Aim
Which lines below contain the string "error"? Gather all of them, and treat uppercase and lowercase letters as different.
Start Supplied material
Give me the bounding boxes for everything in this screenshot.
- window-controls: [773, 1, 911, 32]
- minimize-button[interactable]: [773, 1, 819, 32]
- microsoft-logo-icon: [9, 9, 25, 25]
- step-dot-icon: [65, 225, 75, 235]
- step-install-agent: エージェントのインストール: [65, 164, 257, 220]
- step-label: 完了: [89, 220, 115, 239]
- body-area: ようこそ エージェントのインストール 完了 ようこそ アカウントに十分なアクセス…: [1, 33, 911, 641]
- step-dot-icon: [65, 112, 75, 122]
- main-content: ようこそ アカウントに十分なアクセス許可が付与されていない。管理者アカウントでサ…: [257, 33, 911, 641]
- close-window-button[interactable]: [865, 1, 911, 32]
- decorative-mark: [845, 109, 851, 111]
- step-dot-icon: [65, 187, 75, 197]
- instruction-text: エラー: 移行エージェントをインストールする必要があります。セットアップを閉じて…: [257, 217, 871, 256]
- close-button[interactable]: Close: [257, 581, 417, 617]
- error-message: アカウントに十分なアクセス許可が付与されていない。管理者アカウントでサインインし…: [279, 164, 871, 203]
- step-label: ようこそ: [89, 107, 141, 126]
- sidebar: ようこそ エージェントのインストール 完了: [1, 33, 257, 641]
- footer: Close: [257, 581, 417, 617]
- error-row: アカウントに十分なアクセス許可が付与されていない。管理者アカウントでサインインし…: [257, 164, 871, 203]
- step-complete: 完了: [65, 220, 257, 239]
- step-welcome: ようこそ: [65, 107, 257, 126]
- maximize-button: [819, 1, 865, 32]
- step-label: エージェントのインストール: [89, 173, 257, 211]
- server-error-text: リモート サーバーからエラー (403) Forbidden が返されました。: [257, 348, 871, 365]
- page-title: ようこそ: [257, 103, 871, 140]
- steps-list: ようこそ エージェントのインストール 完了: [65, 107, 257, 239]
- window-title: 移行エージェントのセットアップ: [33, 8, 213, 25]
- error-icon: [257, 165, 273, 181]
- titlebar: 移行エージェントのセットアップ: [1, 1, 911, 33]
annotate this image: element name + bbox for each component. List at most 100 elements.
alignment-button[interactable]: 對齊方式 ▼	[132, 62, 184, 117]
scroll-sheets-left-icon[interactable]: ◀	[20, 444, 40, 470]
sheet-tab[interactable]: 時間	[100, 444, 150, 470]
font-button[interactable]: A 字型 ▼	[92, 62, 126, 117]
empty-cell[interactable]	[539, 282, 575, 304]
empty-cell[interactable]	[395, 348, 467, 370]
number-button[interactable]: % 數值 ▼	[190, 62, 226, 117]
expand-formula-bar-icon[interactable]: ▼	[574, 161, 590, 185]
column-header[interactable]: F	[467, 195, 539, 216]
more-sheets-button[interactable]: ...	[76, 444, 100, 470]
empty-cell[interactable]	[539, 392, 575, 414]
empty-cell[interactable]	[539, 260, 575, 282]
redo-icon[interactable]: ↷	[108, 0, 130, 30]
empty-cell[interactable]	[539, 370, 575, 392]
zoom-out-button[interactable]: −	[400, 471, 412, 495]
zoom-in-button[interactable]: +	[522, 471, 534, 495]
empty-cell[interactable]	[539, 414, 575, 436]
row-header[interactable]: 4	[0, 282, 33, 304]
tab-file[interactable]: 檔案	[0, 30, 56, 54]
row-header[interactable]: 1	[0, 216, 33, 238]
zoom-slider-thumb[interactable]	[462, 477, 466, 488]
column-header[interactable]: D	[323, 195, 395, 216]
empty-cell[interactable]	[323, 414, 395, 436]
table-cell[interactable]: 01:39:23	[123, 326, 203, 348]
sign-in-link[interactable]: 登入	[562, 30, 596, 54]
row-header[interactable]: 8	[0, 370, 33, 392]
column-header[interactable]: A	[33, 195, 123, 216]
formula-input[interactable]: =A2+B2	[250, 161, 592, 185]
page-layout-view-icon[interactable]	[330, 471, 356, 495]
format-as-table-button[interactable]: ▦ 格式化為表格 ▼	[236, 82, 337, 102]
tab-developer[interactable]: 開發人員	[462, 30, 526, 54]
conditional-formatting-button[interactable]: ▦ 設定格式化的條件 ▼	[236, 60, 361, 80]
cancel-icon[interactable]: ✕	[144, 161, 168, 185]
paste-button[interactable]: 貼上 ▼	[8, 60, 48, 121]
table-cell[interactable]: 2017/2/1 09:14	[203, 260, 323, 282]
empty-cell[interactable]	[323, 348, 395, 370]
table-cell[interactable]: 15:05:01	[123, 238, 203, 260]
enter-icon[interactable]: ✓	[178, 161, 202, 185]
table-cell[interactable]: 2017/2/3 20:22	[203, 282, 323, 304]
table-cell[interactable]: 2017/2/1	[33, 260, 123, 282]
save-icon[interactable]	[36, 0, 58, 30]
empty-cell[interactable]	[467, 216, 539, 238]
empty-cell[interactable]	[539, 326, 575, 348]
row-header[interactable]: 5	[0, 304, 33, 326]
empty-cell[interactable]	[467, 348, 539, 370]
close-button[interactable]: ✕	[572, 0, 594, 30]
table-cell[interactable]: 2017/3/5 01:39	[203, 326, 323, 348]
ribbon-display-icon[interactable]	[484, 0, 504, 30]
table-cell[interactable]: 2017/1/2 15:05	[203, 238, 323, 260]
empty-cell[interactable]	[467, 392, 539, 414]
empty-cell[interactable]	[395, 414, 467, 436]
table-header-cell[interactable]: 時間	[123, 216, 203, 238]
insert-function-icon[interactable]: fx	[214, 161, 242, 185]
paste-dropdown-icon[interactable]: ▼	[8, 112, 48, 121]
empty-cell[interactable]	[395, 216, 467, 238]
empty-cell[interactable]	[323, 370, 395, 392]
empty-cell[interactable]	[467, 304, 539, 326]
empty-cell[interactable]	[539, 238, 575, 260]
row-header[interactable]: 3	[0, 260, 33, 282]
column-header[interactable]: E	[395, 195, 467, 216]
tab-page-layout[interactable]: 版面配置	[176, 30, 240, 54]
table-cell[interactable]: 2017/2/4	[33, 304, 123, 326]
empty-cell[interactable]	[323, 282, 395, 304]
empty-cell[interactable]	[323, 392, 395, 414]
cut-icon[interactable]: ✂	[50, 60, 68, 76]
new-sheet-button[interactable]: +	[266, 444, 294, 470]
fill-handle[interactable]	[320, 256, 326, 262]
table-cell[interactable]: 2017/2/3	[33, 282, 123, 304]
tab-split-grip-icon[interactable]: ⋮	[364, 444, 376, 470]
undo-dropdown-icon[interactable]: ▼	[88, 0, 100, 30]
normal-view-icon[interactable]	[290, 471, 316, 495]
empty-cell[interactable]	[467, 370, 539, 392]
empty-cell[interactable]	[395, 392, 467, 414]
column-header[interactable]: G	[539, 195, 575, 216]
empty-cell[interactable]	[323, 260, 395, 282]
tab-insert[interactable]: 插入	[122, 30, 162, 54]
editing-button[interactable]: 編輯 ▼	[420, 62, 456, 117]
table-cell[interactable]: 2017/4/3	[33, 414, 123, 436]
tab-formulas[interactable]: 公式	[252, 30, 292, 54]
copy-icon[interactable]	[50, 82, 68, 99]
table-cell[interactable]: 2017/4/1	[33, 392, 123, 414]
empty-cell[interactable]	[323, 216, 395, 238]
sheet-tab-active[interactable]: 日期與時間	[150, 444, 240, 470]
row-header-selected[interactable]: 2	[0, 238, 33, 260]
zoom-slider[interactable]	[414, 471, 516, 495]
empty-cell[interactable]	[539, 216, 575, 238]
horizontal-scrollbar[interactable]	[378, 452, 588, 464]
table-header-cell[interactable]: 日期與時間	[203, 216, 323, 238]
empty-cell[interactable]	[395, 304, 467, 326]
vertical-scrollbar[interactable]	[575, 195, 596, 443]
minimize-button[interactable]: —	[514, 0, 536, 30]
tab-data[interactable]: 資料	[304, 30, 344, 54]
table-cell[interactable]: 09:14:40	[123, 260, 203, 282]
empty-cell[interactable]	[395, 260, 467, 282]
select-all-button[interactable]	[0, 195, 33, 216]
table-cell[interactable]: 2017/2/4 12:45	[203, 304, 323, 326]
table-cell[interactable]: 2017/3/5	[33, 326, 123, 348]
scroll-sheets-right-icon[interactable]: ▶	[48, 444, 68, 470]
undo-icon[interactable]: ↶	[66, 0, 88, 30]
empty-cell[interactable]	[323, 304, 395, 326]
End Supplied material
Result for this exercise
- error-message: アカウントに十分なアクセス許可が付与されていない。管理者アカウントでサインインし…: [279, 164, 871, 203]
- error-row: アカウントに十分なアクセス許可が付与されていない。管理者アカウントでサインインし…: [257, 164, 871, 203]
- server-error-text: リモート サーバーからエラー (403) Forbidden が返されました。: [257, 348, 871, 365]
- error-icon: [257, 165, 273, 181]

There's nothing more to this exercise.